SUPPLIED INFORMATION ▸
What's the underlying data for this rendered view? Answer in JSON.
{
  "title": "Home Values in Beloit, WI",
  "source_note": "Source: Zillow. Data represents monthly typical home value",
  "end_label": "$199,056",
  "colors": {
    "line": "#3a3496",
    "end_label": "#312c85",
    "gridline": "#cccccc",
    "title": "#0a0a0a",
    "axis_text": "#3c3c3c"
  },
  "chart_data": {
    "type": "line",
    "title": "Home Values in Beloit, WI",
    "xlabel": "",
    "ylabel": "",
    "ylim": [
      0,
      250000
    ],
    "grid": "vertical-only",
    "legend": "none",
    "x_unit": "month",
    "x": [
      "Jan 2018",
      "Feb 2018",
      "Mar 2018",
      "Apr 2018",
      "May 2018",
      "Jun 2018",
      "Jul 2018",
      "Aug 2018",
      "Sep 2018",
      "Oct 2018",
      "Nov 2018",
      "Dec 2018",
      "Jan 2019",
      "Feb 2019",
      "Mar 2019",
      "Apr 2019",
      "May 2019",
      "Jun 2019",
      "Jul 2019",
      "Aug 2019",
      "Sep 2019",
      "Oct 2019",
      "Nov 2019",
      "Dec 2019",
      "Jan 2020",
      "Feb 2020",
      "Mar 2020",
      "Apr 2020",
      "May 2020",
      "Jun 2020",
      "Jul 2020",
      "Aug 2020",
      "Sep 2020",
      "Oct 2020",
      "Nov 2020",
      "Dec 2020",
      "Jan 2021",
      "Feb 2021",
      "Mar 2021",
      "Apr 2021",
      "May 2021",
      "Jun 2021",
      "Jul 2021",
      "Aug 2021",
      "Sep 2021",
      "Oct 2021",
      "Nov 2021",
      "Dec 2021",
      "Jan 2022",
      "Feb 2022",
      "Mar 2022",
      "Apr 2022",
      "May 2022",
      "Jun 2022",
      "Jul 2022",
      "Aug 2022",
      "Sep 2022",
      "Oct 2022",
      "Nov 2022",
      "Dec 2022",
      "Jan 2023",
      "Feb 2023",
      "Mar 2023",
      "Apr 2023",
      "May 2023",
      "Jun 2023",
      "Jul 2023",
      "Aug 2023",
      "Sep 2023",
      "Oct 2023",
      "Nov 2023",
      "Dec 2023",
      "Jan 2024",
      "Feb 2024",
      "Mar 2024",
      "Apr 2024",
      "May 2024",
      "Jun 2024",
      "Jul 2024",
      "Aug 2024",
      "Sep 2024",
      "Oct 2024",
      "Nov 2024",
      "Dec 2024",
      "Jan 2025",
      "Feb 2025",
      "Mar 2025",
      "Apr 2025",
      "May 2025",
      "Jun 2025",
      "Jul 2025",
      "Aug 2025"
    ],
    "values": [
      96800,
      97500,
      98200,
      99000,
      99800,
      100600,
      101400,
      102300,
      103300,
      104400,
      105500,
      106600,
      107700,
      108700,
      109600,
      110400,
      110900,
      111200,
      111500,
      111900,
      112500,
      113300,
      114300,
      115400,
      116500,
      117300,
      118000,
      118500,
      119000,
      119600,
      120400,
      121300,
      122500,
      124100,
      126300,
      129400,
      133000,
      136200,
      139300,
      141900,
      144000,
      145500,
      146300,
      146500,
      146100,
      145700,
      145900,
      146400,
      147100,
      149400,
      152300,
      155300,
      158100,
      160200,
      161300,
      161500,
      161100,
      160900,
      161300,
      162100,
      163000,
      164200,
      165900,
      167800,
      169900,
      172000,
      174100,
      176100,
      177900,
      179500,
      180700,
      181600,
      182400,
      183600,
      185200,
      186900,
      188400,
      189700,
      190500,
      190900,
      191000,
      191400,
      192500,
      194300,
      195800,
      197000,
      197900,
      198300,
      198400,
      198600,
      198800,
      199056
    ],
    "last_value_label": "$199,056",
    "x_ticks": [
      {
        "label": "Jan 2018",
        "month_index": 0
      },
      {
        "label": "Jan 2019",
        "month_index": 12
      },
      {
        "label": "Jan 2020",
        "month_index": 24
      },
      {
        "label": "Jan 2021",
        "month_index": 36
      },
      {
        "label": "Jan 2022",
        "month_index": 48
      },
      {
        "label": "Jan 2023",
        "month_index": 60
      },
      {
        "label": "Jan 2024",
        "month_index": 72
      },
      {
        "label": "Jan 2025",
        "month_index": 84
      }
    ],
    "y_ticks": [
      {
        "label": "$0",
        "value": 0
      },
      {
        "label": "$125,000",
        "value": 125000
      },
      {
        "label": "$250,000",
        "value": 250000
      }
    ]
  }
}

CHALLENGE ▸ List all lines above in which the string "Beloit" appears.

REPLY ▸
  "title": "Home Values in Beloit, WI",
    "title": "Home Values in Beloit, WI",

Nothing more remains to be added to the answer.